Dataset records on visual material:
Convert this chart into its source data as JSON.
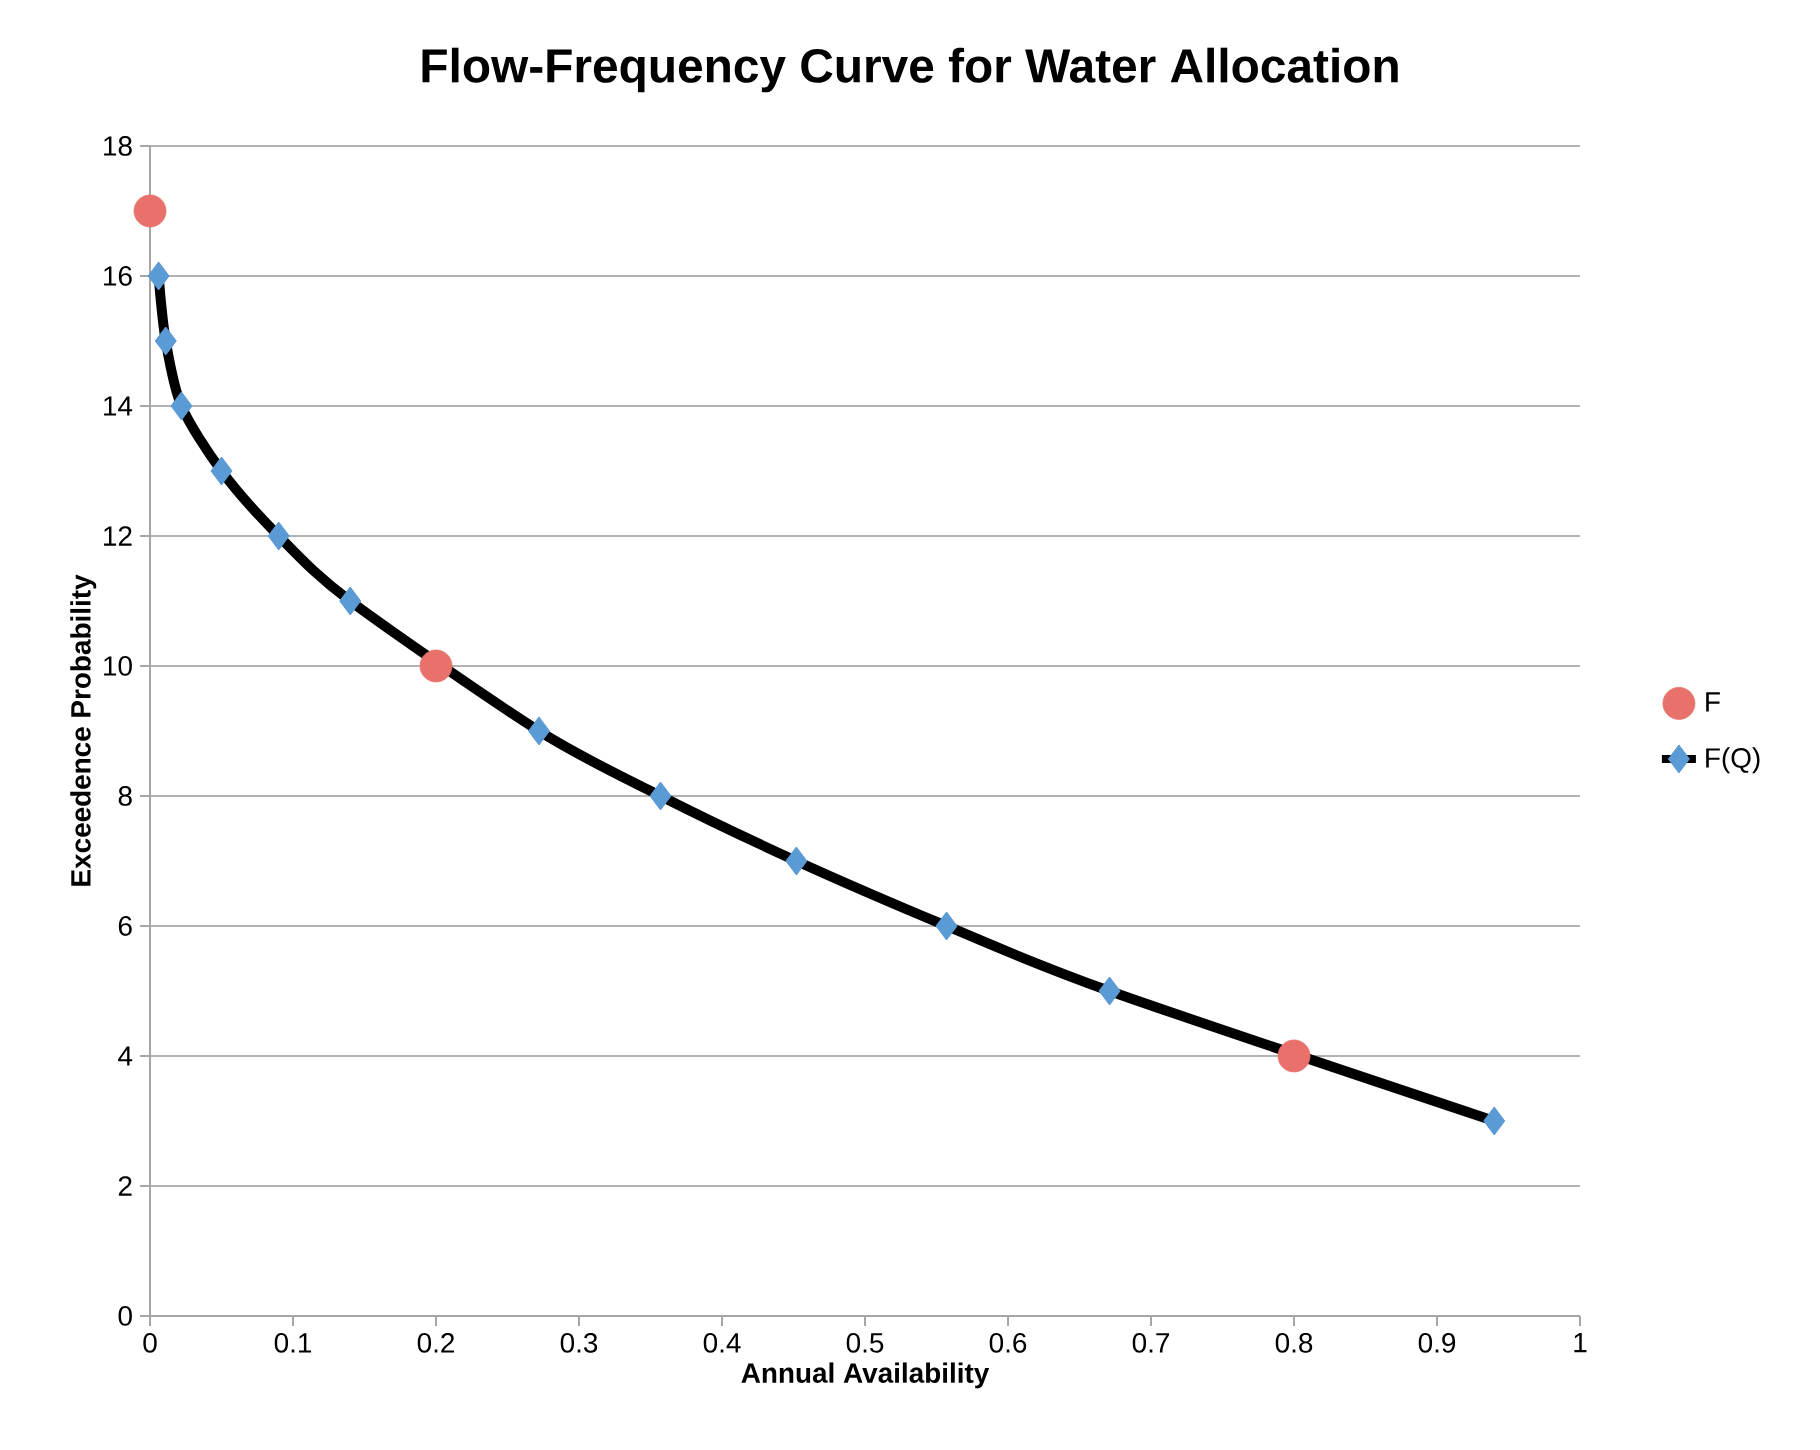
{
  "chart_data": {
    "type": "line",
    "title": "Flow-Frequency Curve for Water Allocation",
    "xlabel": "Annual Availability",
    "ylabel": "Exceedence Probability",
    "series": [
      {
        "name": "F",
        "type": "scatter",
        "marker": "circle",
        "color": "#e8726b",
        "x": [
          0,
          0.2,
          0.8
        ],
        "values": [
          17,
          10,
          4
        ]
      },
      {
        "name": "F(Q)",
        "marker": "diamond",
        "color": "#000000",
        "x": [
          0.006,
          0.011,
          0.022,
          0.05,
          0.09,
          0.14,
          0.272,
          0.357,
          0.452,
          0.557,
          0.671,
          0.94
        ],
        "values": [
          16,
          15,
          14,
          13,
          12,
          11,
          9,
          8,
          7,
          6,
          5,
          3
        ]
      }
    ],
    "xlim": [
      0,
      1
    ],
    "xticks": [
      0,
      0.1,
      0.2,
      0.3,
      0.4,
      0.5,
      0.6,
      0.7,
      0.8,
      0.9,
      1
    ],
    "ylim": [
      0,
      18
    ],
    "yticks": [
      0,
      2,
      4,
      6,
      8,
      10,
      12,
      14,
      16,
      18
    ],
    "grid": "y",
    "legend": "right"
  }
}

● **STATED EXERCISE**: Return all of the entries word for word, but omit the pictures.

● **WRITTEN ANSWER**:
Convert this chart into its source data as JSON.
{
  "chart_data": {
    "type": "line",
    "title": "Flow-Frequency Curve for Water Allocation",
    "xlabel": "Annual Availability",
    "ylabel": "Exceedence Probability",
    "series": [
      {
        "name": "F",
        "type": "scatter",
        "marker": "circle",
        "color": "#e8726b",
        "x": [
          0,
          0.2,
          0.8
        ],
        "values": [
          17,
          10,
          4
        ]
      },
      {
        "name": "F(Q)",
        "marker": "diamond",
        "color": "#000000",
        "x": [
          0.006,
          0.011,
          0.022,
          0.05,
          0.09,
          0.14,
          0.272,
          0.357,
          0.452,
          0.557,
          0.671,
          0.94
        ],
        "values": [
          16,
          15,
          14,
          13,
          12,
          11,
          9,
          8,
          7,
          6,
          5,
          3
        ]
      }
    ],
    "xlim": [
      0,
      1
    ],
    "xticks": [
      0,
      0.1,
      0.2,
      0.3,
      0.4,
      0.5,
      0.6,
      0.7,
      0.8,
      0.9,
      1
    ],
    "ylim": [
      0,
      18
    ],
    "yticks": [
      0,
      2,
      4,
      6,
      8,
      10,
      12,
      14,
      16,
      18
    ],
    "grid": "y",
    "legend": "right"
  }
}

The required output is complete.